What is being asked: List each line of the data in which the string "agricole" appears.

Records excerpted from a collection:
BEGIN
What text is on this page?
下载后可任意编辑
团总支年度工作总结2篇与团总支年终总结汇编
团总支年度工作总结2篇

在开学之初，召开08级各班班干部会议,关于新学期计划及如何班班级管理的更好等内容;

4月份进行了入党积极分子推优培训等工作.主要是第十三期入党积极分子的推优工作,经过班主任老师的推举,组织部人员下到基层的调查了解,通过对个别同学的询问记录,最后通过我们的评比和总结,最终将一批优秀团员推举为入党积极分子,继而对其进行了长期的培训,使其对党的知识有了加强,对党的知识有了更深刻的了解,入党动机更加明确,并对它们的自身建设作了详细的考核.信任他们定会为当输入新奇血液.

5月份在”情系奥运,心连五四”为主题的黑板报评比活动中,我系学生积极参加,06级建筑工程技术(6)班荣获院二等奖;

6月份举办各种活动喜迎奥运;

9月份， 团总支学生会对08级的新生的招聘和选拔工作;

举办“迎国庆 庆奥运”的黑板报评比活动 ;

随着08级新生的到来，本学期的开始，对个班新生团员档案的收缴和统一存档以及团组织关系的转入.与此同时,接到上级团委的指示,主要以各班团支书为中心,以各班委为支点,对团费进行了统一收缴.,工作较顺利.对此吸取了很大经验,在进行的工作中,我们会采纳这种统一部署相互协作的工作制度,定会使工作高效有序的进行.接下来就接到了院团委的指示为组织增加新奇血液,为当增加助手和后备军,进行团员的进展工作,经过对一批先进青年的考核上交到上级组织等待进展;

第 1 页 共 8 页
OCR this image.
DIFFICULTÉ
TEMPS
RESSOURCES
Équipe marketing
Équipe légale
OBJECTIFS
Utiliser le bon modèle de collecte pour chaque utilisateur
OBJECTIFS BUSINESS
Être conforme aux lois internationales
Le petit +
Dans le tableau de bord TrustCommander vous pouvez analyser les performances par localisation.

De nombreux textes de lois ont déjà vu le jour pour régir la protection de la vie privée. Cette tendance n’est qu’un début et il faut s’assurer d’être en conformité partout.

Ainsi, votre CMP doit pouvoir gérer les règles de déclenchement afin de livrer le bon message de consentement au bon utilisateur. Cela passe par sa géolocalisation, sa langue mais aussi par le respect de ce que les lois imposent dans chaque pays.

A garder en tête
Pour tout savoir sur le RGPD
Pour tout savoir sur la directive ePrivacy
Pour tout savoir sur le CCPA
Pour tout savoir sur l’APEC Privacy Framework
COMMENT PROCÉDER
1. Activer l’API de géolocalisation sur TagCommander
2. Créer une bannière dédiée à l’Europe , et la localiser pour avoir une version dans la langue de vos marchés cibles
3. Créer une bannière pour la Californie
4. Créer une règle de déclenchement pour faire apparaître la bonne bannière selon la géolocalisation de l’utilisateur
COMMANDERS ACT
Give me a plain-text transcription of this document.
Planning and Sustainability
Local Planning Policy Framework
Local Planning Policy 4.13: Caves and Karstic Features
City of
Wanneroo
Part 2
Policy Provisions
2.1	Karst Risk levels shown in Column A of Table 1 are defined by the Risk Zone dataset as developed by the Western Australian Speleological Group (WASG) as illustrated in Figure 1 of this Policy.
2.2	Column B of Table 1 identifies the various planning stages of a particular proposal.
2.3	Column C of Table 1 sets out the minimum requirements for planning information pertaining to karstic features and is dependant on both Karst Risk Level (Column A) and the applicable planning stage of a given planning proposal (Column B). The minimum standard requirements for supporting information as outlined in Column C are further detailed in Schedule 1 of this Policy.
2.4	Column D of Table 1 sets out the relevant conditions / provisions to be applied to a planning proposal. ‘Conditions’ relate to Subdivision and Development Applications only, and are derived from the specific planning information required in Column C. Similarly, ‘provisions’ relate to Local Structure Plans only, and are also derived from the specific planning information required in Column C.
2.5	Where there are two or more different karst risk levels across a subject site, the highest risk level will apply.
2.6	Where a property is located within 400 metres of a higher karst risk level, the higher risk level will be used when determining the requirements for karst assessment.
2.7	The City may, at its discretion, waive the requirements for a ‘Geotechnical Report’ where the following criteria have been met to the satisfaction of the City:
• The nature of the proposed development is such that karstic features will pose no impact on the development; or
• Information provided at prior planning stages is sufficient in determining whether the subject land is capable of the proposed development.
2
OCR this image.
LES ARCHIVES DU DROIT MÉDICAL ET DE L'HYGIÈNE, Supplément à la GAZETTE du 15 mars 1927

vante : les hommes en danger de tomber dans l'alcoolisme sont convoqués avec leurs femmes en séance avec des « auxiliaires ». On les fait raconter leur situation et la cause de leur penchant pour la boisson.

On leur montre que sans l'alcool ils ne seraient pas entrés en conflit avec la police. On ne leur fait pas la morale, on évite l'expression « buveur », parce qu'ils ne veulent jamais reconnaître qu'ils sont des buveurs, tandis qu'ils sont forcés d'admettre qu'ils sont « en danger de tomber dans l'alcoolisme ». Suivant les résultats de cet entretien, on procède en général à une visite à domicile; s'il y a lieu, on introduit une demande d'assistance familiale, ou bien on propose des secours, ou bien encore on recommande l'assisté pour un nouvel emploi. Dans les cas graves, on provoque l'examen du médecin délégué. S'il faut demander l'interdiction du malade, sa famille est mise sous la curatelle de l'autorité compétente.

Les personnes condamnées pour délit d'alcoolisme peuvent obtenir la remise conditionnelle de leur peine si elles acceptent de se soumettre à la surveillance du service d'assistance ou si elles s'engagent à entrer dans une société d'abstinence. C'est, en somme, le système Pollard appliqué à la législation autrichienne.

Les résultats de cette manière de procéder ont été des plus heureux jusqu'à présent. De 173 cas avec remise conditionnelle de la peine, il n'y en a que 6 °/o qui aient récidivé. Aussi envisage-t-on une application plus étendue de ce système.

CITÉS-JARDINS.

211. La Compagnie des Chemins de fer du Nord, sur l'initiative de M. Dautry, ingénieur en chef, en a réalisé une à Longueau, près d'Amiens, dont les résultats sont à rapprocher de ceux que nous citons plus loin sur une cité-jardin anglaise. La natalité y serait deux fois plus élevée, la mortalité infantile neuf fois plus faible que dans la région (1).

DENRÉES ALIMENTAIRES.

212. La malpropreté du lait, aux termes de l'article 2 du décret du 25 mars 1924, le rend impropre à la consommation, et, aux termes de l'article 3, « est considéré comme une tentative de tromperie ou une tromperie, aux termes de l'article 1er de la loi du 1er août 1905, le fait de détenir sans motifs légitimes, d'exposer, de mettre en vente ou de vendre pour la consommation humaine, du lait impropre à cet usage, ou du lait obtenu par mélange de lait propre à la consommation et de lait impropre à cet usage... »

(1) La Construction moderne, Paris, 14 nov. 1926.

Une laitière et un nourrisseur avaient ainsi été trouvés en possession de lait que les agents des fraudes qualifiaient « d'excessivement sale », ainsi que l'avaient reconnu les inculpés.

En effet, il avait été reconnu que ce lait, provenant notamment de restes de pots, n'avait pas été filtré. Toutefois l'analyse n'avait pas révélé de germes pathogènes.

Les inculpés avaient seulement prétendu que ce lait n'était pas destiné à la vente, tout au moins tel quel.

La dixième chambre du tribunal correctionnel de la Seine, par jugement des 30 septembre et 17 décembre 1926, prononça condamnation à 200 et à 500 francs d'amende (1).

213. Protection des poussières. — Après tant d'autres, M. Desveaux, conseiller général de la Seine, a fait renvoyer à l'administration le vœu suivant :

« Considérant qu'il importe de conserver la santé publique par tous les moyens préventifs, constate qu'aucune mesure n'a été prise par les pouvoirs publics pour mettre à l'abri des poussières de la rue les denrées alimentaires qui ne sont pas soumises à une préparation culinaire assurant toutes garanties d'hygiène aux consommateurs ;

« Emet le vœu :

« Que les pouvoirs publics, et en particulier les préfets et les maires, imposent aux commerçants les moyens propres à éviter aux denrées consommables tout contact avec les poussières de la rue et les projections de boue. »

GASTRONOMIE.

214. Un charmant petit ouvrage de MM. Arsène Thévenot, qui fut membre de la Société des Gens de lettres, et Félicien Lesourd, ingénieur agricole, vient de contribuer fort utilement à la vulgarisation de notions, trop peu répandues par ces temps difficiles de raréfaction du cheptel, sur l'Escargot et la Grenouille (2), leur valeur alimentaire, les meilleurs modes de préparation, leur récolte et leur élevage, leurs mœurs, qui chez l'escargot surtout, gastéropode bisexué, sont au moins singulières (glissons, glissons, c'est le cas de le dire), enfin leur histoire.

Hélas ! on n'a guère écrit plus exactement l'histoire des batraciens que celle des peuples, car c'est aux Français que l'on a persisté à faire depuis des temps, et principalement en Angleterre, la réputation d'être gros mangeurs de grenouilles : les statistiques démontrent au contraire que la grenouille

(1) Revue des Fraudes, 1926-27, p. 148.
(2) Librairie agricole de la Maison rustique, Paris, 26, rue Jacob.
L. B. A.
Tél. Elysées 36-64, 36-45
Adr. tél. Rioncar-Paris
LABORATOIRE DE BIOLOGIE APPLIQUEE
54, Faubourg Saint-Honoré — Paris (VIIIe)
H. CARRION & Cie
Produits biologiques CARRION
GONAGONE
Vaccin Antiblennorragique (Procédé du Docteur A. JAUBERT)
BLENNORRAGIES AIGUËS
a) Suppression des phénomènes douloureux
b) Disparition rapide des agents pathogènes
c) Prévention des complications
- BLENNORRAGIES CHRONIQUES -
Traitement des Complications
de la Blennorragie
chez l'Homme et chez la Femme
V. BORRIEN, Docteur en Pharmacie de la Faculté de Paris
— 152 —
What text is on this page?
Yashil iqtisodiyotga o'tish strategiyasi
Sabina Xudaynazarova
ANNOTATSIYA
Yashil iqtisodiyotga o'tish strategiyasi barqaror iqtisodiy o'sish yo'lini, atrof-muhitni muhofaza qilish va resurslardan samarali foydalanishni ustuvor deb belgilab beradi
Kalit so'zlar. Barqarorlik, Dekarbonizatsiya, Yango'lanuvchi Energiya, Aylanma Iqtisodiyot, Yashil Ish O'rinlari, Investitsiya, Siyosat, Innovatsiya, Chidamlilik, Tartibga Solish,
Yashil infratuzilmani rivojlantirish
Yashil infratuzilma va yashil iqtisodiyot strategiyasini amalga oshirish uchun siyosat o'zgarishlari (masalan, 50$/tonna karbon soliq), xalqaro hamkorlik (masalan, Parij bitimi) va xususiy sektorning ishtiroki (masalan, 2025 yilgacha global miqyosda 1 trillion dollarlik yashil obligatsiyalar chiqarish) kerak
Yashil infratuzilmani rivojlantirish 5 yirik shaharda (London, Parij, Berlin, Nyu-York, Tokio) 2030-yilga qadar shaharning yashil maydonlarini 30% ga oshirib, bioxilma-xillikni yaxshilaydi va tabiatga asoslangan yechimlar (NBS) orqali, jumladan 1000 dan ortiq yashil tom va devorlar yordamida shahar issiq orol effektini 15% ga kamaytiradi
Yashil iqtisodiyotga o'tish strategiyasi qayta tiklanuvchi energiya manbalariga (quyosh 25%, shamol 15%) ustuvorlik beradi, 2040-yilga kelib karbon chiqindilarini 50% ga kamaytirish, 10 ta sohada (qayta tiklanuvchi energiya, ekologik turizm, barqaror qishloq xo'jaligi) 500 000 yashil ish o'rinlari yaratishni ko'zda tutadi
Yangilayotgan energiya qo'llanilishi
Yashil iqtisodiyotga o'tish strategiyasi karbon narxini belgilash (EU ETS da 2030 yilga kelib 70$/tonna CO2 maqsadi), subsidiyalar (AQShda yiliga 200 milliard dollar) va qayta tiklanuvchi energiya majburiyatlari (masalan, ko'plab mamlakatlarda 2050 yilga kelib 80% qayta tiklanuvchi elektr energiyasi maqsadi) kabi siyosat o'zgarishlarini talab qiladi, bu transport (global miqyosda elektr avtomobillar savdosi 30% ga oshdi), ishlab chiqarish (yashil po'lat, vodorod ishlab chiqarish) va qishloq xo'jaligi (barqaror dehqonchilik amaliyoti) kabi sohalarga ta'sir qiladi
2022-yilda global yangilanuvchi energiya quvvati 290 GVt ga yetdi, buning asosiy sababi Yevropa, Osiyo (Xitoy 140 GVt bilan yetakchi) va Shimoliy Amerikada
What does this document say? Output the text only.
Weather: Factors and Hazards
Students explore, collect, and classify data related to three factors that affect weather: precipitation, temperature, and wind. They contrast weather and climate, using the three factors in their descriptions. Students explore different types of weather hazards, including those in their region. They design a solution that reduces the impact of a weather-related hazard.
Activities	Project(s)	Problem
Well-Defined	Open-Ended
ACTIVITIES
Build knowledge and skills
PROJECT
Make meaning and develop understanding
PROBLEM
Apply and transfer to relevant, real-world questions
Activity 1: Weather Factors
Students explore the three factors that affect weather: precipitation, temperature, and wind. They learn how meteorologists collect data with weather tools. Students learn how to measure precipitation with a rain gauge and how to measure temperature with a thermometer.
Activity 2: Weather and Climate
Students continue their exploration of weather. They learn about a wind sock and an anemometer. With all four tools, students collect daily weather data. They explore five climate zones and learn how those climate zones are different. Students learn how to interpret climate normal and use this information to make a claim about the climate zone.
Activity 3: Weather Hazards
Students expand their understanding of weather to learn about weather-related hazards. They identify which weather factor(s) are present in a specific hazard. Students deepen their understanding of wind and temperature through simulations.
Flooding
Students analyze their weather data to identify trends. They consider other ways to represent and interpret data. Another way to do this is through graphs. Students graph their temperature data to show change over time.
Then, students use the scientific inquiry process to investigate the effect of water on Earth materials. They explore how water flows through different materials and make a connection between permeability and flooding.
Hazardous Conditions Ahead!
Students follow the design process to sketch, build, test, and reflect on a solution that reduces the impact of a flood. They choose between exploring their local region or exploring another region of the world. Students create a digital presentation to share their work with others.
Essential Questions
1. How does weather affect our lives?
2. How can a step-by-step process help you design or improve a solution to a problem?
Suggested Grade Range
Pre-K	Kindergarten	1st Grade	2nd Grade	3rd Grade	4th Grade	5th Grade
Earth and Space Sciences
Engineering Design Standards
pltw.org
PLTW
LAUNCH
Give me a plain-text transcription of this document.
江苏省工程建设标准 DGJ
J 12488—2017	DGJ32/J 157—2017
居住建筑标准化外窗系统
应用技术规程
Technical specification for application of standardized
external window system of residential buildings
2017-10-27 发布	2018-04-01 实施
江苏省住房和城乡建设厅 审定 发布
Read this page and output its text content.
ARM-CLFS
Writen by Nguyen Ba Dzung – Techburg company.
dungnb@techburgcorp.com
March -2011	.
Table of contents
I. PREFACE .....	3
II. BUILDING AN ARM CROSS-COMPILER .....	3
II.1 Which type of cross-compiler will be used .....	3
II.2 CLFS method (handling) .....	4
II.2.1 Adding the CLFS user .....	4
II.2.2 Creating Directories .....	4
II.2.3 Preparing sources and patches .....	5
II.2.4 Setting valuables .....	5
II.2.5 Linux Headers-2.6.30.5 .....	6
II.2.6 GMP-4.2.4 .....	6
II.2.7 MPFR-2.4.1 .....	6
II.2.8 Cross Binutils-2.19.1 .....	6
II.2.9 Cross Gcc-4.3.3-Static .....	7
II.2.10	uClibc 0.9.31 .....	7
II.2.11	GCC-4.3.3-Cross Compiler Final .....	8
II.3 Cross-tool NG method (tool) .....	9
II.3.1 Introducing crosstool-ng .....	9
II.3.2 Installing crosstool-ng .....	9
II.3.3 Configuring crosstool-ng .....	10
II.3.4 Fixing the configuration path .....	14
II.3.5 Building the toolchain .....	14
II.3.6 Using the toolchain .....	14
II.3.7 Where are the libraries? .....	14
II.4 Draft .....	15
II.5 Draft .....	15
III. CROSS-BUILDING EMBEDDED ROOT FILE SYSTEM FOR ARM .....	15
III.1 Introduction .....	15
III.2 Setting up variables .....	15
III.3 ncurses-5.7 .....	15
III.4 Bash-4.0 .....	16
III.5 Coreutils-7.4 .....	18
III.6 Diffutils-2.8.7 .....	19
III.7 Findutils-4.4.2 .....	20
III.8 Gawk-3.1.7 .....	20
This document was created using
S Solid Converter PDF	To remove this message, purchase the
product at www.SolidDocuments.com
END
Worked solution:
214. Un charmant petit ouvrage de MM. Arsène Thévenot, qui fut membre de la Société des Gens de lettres, et Félicien Lesourd, ingénieur agricole, vient de contribuer fort utilement à la vulgarisation de notions, trop peu répandues par ces temps difficiles de raréfaction du cheptel, sur l'Escargot et la Grenouille (2), leur valeur alimentaire, les meilleurs modes de préparation, leur récolte et leur élevage, leurs mœurs, qui chez l'escargot surtout, gastéropode bisexué, sont au moins singulières (glissons, glissons, c'est le cas de le dire), enfin leur histoire.
(2) Librairie agricole de la Maison rustique, Paris, 26, rue Jacob.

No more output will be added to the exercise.